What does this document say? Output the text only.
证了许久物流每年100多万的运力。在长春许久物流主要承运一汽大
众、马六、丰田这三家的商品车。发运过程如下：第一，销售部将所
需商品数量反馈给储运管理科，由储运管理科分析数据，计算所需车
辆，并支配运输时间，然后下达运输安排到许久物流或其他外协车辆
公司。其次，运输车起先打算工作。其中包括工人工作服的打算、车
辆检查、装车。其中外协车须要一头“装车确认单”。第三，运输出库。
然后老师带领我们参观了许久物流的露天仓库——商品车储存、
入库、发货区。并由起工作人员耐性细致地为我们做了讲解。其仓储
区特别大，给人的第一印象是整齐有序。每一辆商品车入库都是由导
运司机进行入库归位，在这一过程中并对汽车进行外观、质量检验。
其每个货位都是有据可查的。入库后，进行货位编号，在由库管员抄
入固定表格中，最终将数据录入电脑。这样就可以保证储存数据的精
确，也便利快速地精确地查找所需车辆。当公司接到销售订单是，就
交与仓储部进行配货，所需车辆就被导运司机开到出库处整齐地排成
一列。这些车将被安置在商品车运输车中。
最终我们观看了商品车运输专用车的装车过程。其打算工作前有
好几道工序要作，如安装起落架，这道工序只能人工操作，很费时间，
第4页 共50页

▬▬▬

TASK BRIEF: Above are the records; retype every one exactly.

FULL OUTPUT:
What does this document say? Output the text only.
证了许久物流每年100多万的运力。在长春许久物流主要承运一汽大
众、马六、丰田这三家的商品车。发运过程如下：第一，销售部将所
需商品数量反馈给储运管理科，由储运管理科分析数据，计算所需车
辆，并支配运输时间，然后下达运输安排到许久物流或其他外协车辆
公司。其次，运输车起先打算工作。其中包括工人工作服的打算、车
辆检查、装车。其中外协车须要一头“装车确认单”。第三，运输出库。
然后老师带领我们参观了许久物流的露天仓库——商品车储存、
入库、发货区。并由起工作人员耐性细致地为我们做了讲解。其仓储
区特别大，给人的第一印象是整齐有序。每一辆商品车入库都是由导
运司机进行入库归位，在这一过程中并对汽车进行外观、质量检验。
其每个货位都是有据可查的。入库后，进行货位编号，在由库管员抄
入固定表格中，最终将数据录入电脑。这样就可以保证储存数据的精
确，也便利快速地精确地查找所需车辆。当公司接到销售订单是，就
交与仓储部进行配货，所需车辆就被导运司机开到出库处整齐地排成
一列。这些车将被安置在商品车运输车中。
最终我们观看了商品车运输专用车的装车过程。其打算工作前有
好几道工序要作，如安装起落架，这道工序只能人工操作，很费时间，
第4页 共50页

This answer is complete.